╭──
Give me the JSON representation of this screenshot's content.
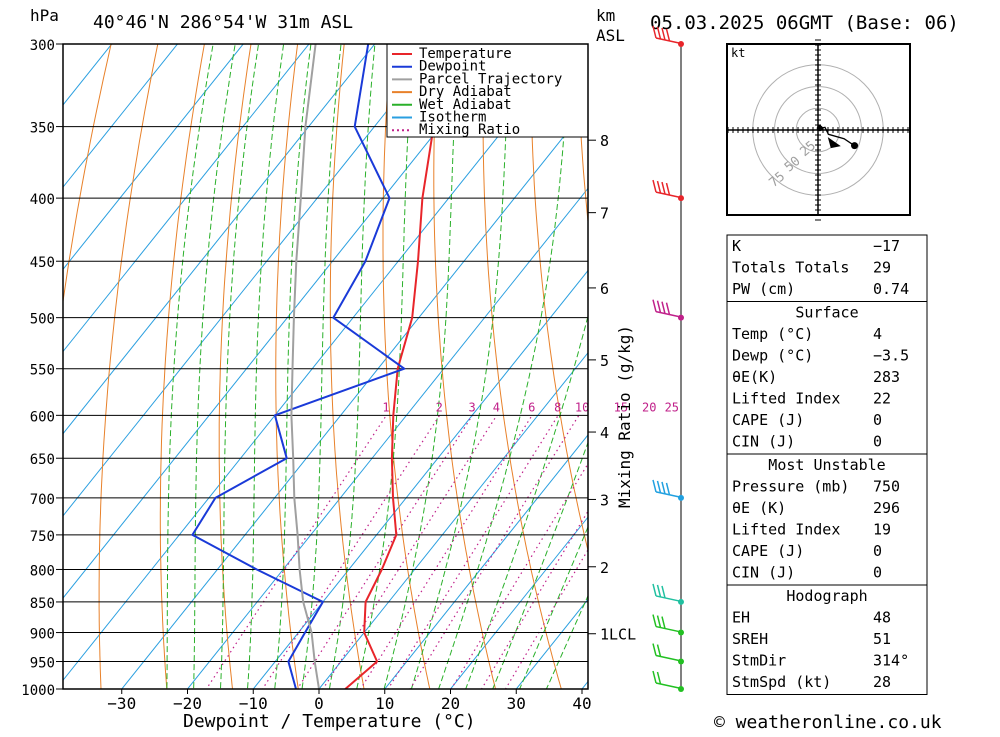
{
  "header": {
    "left_unit": "hPa",
    "location": "40°46'N 286°54'W 31m ASL",
    "km_unit": "km",
    "asl_unit": "ASL",
    "date": "05.03.2025 06GMT (Base: 06)"
  },
  "footer": {
    "credit": "© weatheronline.co.uk"
  },
  "chart_data": {
    "type": "line",
    "subtype": "skew-T log-P diagram",
    "xlabel": "Dewpoint / Temperature (°C)",
    "ylabel": "hPa",
    "mixing_ratio_label": "Mixing Ratio (g/kg)",
    "x_ticks": [
      -30,
      -20,
      -10,
      0,
      10,
      20,
      30,
      40
    ],
    "pressure_ticks": [
      300,
      350,
      400,
      450,
      500,
      550,
      600,
      650,
      700,
      750,
      800,
      850,
      900,
      950,
      1000
    ],
    "height_ticks": [
      {
        "label": "8",
        "p": 359
      },
      {
        "label": "7",
        "p": 411
      },
      {
        "label": "6",
        "p": 473
      },
      {
        "label": "5",
        "p": 541
      },
      {
        "label": "4",
        "p": 619
      },
      {
        "label": "3",
        "p": 702
      },
      {
        "label": "2",
        "p": 796
      },
      {
        "label": "1LCL",
        "p": 902
      }
    ],
    "mixing_ratio_values": [
      "1",
      "2",
      "3",
      "4",
      "6",
      "8",
      "10",
      "15",
      "20",
      "25"
    ],
    "legend": [
      {
        "name": "Temperature",
        "color": "#e8252a",
        "style": "solid"
      },
      {
        "name": "Dewpoint",
        "color": "#1a3ad8",
        "style": "solid"
      },
      {
        "name": "Parcel Trajectory",
        "color": "#a0a0a0",
        "style": "solid"
      },
      {
        "name": "Dry Adiabat",
        "color": "#e8812a",
        "style": "solid"
      },
      {
        "name": "Wet Adiabat",
        "color": "#2ab02a",
        "style": "solid"
      },
      {
        "name": "Isotherm",
        "color": "#2a9fe0",
        "style": "solid"
      },
      {
        "name": "Mixing Ratio",
        "color": "#c0208a",
        "style": "dotted"
      }
    ],
    "series": [
      {
        "name": "Temperature",
        "points": [
          [
            1000,
            4
          ],
          [
            950,
            5.5
          ],
          [
            900,
            0
          ],
          [
            850,
            -3.5
          ],
          [
            800,
            -5
          ],
          [
            750,
            -7
          ],
          [
            700,
            -12
          ],
          [
            650,
            -17
          ],
          [
            600,
            -22
          ],
          [
            550,
            -27
          ],
          [
            500,
            -31
          ],
          [
            450,
            -37
          ],
          [
            400,
            -44
          ],
          [
            350,
            -51
          ],
          [
            300,
            -58
          ]
        ]
      },
      {
        "name": "Dewpoint",
        "points": [
          [
            1000,
            -3.5
          ],
          [
            950,
            -8
          ],
          [
            900,
            -9
          ],
          [
            850,
            -10
          ],
          [
            800,
            -24
          ],
          [
            750,
            -38
          ],
          [
            700,
            -39
          ],
          [
            650,
            -33
          ],
          [
            600,
            -40
          ],
          [
            550,
            -26
          ],
          [
            500,
            -43
          ],
          [
            450,
            -45
          ],
          [
            400,
            -49
          ],
          [
            350,
            -63
          ],
          [
            300,
            -71
          ]
        ]
      },
      {
        "name": "Parcel Trajectory",
        "points": [
          [
            1000,
            0
          ],
          [
            950,
            -4
          ],
          [
            900,
            -8
          ],
          [
            850,
            -13
          ],
          [
            800,
            -17.5
          ],
          [
            750,
            -22
          ],
          [
            700,
            -27
          ],
          [
            650,
            -32
          ],
          [
            600,
            -37.5
          ],
          [
            550,
            -43
          ],
          [
            500,
            -49
          ],
          [
            450,
            -55.5
          ],
          [
            400,
            -62.5
          ],
          [
            350,
            -70.5
          ],
          [
            300,
            -79
          ]
        ]
      }
    ],
    "xlim": [
      -40,
      40
    ],
    "ylim": [
      1000,
      300
    ],
    "wind_barbs": [
      {
        "p": 1000,
        "color": "#22c022",
        "speed_kt": 20
      },
      {
        "p": 950,
        "color": "#22c022",
        "speed_kt": 20
      },
      {
        "p": 900,
        "color": "#22c022",
        "speed_kt": 25
      },
      {
        "p": 850,
        "color": "#20c0a0",
        "speed_kt": 25
      },
      {
        "p": 700,
        "color": "#20a0e0",
        "speed_kt": 35
      },
      {
        "p": 500,
        "color": "#c0208a",
        "speed_kt": 40
      },
      {
        "p": 400,
        "color": "#e8252a",
        "speed_kt": 45
      },
      {
        "p": 300,
        "color": "#e8252a",
        "speed_kt": 60
      }
    ],
    "hodograph": {
      "unit_label": "kt",
      "ring_labels": [
        "25",
        "50",
        "75"
      ],
      "trace": [
        [
          2,
          2
        ],
        [
          8,
          3
        ],
        [
          12,
          -5
        ],
        [
          30,
          -10
        ],
        [
          42,
          -18
        ]
      ],
      "storm_motion": [
        17,
        -14
      ]
    }
  },
  "indices": {
    "top": [
      {
        "label": "K",
        "value": "-17"
      },
      {
        "label": "Totals Totals",
        "value": "29"
      },
      {
        "label": "PW (cm)",
        "value": "0.74"
      }
    ],
    "surface": {
      "title": "Surface",
      "rows": [
        {
          "label": "Temp (°C)",
          "value": "4"
        },
        {
          "label": "Dewp (°C)",
          "value": "-3.5"
        },
        {
          "label": "θE(K)",
          "value": "283"
        },
        {
          "label": "Lifted Index",
          "value": "22"
        },
        {
          "label": "CAPE (J)",
          "value": "0"
        },
        {
          "label": "CIN (J)",
          "value": "0"
        }
      ]
    },
    "most_unstable": {
      "title": "Most Unstable",
      "rows": [
        {
          "label": "Pressure (mb)",
          "value": "750"
        },
        {
          "label": "θE (K)",
          "value": "296"
        },
        {
          "label": "Lifted Index",
          "value": "19"
        },
        {
          "label": "CAPE (J)",
          "value": "0"
        },
        {
          "label": "CIN (J)",
          "value": "0"
        }
      ]
    },
    "hodograph": {
      "title": "Hodograph",
      "rows": [
        {
          "label": "EH",
          "value": "48"
        },
        {
          "label": "SREH",
          "value": "51"
        },
        {
          "label": "StmDir",
          "value": "314°"
        },
        {
          "label": "StmSpd (kt)",
          "value": "28"
        }
      ]
    }
  }
}
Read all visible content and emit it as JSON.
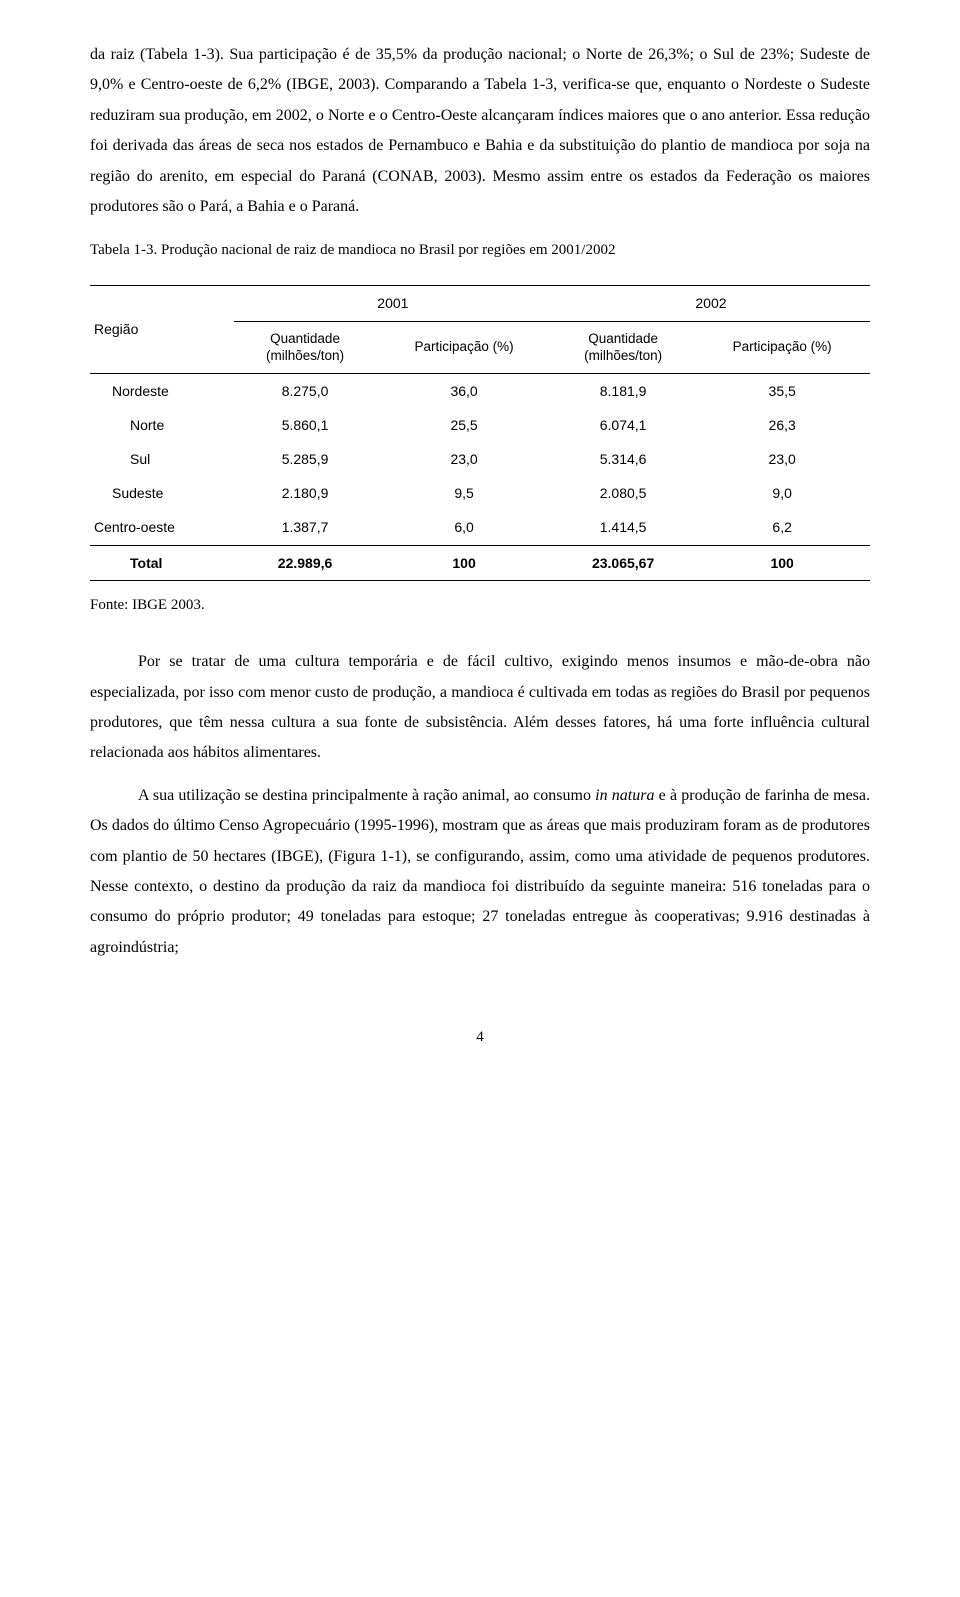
{
  "para1": "da raiz (Tabela 1-3). Sua participação é de 35,5% da produção nacional; o Norte de 26,3%; o Sul de 23%; Sudeste de 9,0% e Centro-oeste de 6,2% (IBGE, 2003). Comparando a Tabela 1-3, verifica-se que, enquanto o Nordeste o Sudeste reduziram sua produção, em 2002, o Norte e o Centro-Oeste alcançaram índices maiores que o ano anterior. Essa redução foi derivada das áreas de seca nos estados de Pernambuco e Bahia e da substituição do plantio de mandioca por soja na região do arenito, em especial do Paraná (CONAB, 2003). Mesmo assim entre os estados da Federação os maiores produtores são o Pará, a Bahia e o Paraná.",
  "table_caption": "Tabela 1-3. Produção nacional de raiz de mandioca no Brasil por regiões em 2001/2002",
  "table": {
    "col_regiao": "Região",
    "year_2001": "2001",
    "year_2002": "2002",
    "qty_label_line1": "Quantidade",
    "qty_label_line2": "(milhões/ton)",
    "part_label": "Participação (%)",
    "rows": [
      {
        "regiao": "Nordeste",
        "indent": 1,
        "q1": "8.275,0",
        "p1": "36,0",
        "q2": "8.181,9",
        "p2": "35,5"
      },
      {
        "regiao": "Norte",
        "indent": 2,
        "q1": "5.860,1",
        "p1": "25,5",
        "q2": "6.074,1",
        "p2": "26,3"
      },
      {
        "regiao": "Sul",
        "indent": 2,
        "q1": "5.285,9",
        "p1": "23,0",
        "q2": "5.314,6",
        "p2": "23,0"
      },
      {
        "regiao": "Sudeste",
        "indent": 1,
        "q1": "2.180,9",
        "p1": "9,5",
        "q2": "2.080,5",
        "p2": "9,0"
      },
      {
        "regiao": "Centro-oeste",
        "indent": 0,
        "q1": "1.387,7",
        "p1": "6,0",
        "q2": "1.414,5",
        "p2": "6,2"
      }
    ],
    "total": {
      "regiao": "Total",
      "q1": "22.989,6",
      "p1": "100",
      "q2": "23.065,67",
      "p2": "100"
    }
  },
  "source": "Fonte: IBGE 2003.",
  "para2": "Por se tratar de uma cultura temporária e de fácil cultivo, exigindo menos insumos e mão-de-obra não especializada, por isso com menor custo de produção, a mandioca é cultivada em todas as regiões do Brasil por pequenos produtores, que têm nessa cultura a sua fonte de subsistência. Além desses fatores, há uma forte influência cultural relacionada aos hábitos alimentares.",
  "para3_a": "A sua utilização se destina principalmente à ração animal, ao consumo ",
  "para3_em": "in natura",
  "para3_b": " e à produção de farinha de mesa. Os dados do último Censo Agropecuário (1995-1996), mostram que as áreas que mais produziram foram as de produtores com plantio de 50 hectares (IBGE), (Figura 1-1), se configurando, assim, como uma atividade de pequenos produtores. Nesse contexto, o destino da produção da raiz da mandioca foi distribuído da seguinte maneira: 516 toneladas para o consumo do próprio produtor; 49 toneladas para estoque; 27 toneladas entregue às cooperativas; 9.916 destinadas à agroindústria;",
  "page_number": "4"
}
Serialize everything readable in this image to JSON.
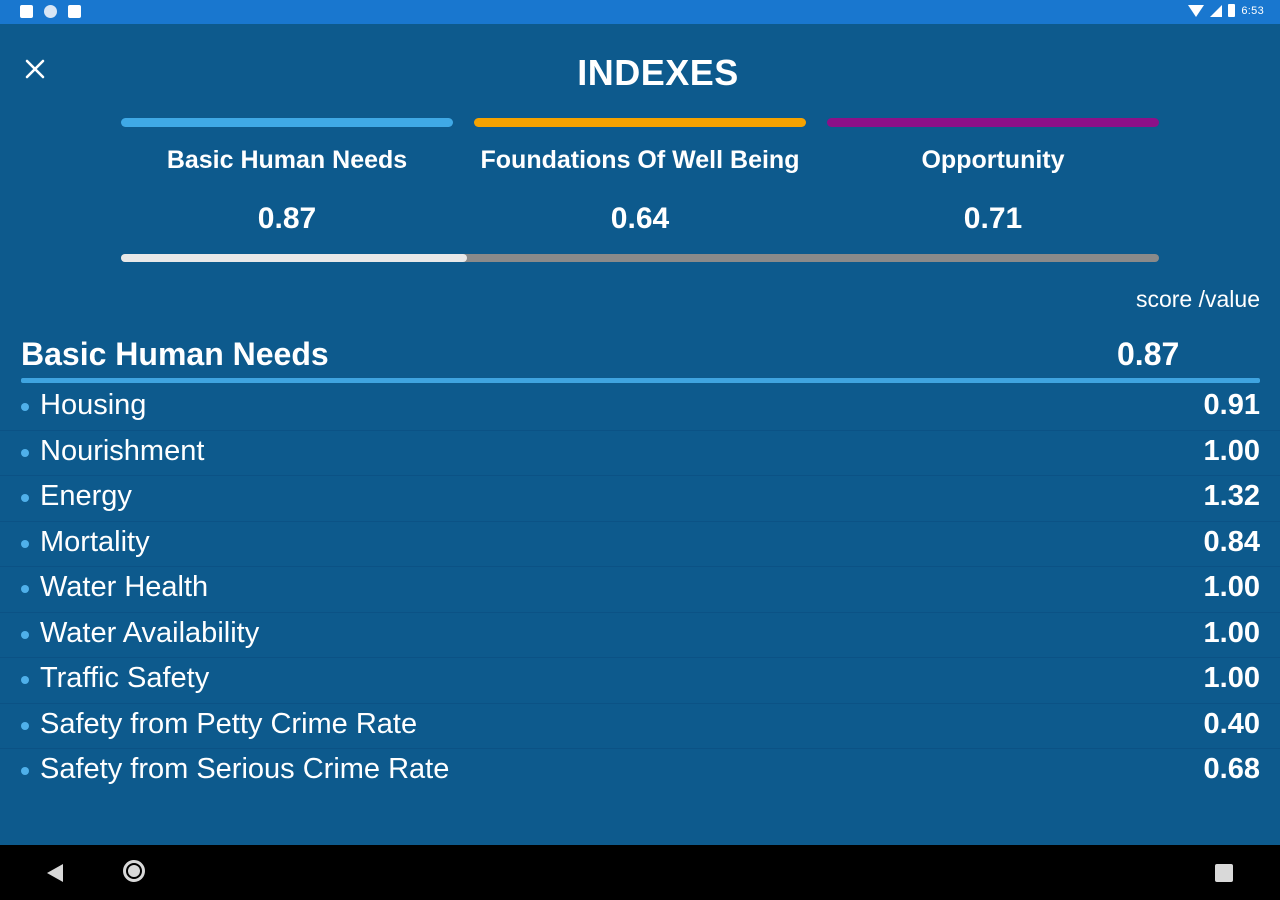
{
  "status_bar": {
    "time": "6:53"
  },
  "header": {
    "title": "INDEXES",
    "close_icon": "close-icon"
  },
  "indexes": [
    {
      "label": "Basic Human Needs",
      "value": "0.87",
      "color": "#3fa9e6"
    },
    {
      "label": "Foundations Of Well Being",
      "value": "0.64",
      "color": "#f5a200"
    },
    {
      "label": "Opportunity",
      "value": "0.71",
      "color": "#8c1088"
    }
  ],
  "tab_selector": {
    "selected_index": 0
  },
  "table": {
    "column_header": "score /value",
    "section_title": "Basic Human Needs",
    "section_value": "0.87",
    "rows": [
      {
        "label": "Housing",
        "value": "0.91"
      },
      {
        "label": "Nourishment",
        "value": "1.00"
      },
      {
        "label": "Energy",
        "value": "1.32"
      },
      {
        "label": "Mortality",
        "value": "0.84"
      },
      {
        "label": "Water Health",
        "value": "1.00"
      },
      {
        "label": "Water Availability",
        "value": "1.00"
      },
      {
        "label": "Traffic Safety",
        "value": "1.00"
      },
      {
        "label": "Safety from Petty Crime Rate",
        "value": "0.40"
      },
      {
        "label": "Safety from Serious Crime Rate",
        "value": "0.68"
      }
    ]
  },
  "nav_bar": {
    "back_icon": "back-icon",
    "home_icon": "home-icon",
    "recents_icon": "recents-icon"
  },
  "colors": {
    "background": "#0d5a8d",
    "status_bar": "#1977cf",
    "accent": "#3fa4e0"
  }
}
╰──
**WHAT YOU SHOULD DO**
Check each line above for the string "Centro" and show the ones that have it.

**FULL SOLUTION**
  "para1": "da raiz (Tabela 1-3). Sua participação é de 35,5% da produção nacional; o Norte de 26,3%; o Sul de 23%; Sudeste de 9,0% e Centro-oeste de 6,2% (IBGE, 2003). Comparando a Tabela 1-3, verifica-se que, enquanto o Nordeste o Sudeste reduziram sua produção, em 2002, o Norte e o Centro-Oeste alcançaram índices maiores que o ano anterior. Essa redução foi derivada das áreas de seca nos estados de Pernambuco e Bahia e da substituição do plantio de mandioca por soja na região do arenito, em especial do Paraná (CONAB, 2003). Mesmo assim entre os estados da Federação os maiores produtores são o Pará, a Bahia e o Paraná.",
        "regiao": "Centro-oeste",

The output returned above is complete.